_EXERCISE REQUIREMENTS_
Select all lines in the records that include "ORION".

┌─ EXERCISE MATERIALS

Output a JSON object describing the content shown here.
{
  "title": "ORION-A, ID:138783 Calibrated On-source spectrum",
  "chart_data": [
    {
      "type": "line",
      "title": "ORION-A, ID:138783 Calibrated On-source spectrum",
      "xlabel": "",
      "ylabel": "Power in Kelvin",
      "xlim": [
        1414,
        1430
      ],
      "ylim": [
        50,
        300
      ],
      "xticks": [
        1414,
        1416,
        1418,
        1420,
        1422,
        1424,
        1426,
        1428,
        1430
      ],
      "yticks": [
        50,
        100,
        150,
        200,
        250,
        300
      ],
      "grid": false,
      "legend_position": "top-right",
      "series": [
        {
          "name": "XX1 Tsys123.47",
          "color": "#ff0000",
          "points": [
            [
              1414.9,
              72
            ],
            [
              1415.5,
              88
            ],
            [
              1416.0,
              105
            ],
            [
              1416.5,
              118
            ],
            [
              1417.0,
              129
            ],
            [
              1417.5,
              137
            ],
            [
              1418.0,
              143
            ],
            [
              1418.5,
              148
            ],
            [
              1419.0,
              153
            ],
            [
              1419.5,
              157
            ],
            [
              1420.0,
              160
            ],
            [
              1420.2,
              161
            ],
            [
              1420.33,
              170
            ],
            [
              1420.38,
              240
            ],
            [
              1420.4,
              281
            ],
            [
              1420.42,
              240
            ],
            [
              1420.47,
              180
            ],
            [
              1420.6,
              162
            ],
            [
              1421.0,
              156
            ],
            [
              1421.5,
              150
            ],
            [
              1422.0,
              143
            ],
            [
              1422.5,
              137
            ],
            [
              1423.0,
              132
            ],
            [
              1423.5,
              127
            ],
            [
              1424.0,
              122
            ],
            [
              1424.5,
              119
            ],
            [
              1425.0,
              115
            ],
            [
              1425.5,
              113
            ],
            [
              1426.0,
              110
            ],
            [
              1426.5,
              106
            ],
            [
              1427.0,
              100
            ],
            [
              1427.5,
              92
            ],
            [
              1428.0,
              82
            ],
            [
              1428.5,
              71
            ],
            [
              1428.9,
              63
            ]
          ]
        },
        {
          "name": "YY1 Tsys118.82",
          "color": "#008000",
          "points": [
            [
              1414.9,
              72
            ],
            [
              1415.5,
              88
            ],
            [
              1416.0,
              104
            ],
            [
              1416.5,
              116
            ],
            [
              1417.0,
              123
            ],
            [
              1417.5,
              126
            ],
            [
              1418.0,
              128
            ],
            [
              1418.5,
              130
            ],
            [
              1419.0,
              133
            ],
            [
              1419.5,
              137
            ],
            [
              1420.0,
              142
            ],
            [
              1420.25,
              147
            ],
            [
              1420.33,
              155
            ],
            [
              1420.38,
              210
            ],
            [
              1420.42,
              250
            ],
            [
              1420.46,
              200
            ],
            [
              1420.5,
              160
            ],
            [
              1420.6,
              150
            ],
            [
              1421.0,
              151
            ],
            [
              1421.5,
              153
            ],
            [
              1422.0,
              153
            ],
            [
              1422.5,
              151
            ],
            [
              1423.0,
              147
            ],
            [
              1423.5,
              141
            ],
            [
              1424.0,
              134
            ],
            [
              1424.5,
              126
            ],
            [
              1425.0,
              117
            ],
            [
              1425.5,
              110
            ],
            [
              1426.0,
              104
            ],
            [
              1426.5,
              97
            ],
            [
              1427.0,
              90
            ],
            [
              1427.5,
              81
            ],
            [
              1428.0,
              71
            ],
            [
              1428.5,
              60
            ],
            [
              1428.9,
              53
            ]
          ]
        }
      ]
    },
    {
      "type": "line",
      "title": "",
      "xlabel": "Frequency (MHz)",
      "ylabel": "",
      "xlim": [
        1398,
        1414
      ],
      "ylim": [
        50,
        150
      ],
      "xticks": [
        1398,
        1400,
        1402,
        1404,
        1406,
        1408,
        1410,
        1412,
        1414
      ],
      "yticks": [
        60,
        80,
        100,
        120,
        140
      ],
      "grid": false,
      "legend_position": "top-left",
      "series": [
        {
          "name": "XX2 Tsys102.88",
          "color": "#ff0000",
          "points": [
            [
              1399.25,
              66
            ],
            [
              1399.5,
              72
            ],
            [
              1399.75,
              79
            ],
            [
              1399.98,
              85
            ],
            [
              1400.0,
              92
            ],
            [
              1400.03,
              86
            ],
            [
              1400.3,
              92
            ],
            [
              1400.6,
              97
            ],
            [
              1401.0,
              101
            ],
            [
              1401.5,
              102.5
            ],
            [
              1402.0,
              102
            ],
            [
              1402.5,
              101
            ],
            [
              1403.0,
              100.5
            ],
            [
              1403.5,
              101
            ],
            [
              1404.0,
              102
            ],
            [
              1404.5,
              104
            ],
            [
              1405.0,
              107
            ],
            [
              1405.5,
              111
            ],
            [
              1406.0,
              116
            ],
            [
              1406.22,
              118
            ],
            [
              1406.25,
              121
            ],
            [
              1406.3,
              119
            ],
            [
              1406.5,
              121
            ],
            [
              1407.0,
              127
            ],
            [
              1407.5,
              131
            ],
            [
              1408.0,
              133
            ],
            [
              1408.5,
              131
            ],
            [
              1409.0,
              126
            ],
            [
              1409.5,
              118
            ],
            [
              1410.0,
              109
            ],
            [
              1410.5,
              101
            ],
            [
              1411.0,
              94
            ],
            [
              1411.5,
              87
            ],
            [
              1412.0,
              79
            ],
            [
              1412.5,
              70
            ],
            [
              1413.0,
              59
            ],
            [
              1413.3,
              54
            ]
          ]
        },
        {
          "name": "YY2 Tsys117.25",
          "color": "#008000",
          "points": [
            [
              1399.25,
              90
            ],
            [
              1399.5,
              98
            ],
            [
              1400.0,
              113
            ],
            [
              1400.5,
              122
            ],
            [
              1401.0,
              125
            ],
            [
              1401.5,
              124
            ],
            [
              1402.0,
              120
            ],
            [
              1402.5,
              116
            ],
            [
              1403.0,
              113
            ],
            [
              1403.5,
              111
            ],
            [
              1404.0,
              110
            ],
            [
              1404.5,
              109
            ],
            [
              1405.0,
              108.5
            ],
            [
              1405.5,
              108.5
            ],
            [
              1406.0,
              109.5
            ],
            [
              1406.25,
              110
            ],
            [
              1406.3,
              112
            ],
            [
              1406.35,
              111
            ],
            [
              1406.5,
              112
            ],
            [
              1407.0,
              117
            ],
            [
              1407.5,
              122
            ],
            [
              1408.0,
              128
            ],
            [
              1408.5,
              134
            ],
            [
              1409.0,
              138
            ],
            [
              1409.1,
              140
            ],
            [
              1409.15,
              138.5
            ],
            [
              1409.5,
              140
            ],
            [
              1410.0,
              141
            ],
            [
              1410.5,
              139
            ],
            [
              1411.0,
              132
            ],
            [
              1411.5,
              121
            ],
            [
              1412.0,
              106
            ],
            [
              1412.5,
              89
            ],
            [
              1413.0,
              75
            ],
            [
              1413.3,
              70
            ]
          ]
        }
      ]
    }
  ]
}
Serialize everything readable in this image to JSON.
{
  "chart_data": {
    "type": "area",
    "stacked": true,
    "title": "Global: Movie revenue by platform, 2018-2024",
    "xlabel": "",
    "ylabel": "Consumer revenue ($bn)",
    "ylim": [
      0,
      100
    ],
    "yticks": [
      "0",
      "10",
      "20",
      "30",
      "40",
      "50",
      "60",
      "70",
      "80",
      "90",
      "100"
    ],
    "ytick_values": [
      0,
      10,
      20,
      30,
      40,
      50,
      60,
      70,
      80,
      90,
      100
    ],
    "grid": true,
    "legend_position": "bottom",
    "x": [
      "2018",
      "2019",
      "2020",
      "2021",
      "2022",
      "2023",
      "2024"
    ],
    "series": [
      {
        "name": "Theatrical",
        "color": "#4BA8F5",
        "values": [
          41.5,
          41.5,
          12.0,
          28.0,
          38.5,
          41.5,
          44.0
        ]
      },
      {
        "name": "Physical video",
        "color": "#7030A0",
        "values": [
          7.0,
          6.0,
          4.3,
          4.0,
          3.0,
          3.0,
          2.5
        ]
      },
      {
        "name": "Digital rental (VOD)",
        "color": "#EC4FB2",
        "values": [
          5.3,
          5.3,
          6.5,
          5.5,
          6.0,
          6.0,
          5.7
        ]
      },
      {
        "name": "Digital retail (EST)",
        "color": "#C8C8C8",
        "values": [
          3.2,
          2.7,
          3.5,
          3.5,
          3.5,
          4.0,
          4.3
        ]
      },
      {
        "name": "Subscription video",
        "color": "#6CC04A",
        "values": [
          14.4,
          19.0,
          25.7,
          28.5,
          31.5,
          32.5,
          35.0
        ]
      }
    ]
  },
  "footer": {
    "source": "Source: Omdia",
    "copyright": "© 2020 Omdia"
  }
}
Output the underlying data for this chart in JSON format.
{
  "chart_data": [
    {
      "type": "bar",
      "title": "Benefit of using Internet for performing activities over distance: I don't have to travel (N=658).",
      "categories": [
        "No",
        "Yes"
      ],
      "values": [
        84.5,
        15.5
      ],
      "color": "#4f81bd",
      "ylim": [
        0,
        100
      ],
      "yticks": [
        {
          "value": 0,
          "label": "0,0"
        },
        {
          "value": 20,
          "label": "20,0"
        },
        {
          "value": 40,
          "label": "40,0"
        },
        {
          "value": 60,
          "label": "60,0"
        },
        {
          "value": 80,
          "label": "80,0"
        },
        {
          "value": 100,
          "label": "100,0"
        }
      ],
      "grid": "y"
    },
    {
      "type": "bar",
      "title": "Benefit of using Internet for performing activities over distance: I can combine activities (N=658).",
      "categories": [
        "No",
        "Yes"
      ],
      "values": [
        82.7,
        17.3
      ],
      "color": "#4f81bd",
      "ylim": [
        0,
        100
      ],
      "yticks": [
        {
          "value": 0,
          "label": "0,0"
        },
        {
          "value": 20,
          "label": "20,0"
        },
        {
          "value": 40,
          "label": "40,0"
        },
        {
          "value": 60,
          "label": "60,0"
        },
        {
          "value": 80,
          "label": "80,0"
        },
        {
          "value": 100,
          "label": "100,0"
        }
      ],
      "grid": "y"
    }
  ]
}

└─

_ANSWER TO THIS EXERCISE_
  "title": "ORION-A, ID:138783 Calibrated On-source spectrum",
      "title": "ORION-A, ID:138783 Calibrated On-source spectrum",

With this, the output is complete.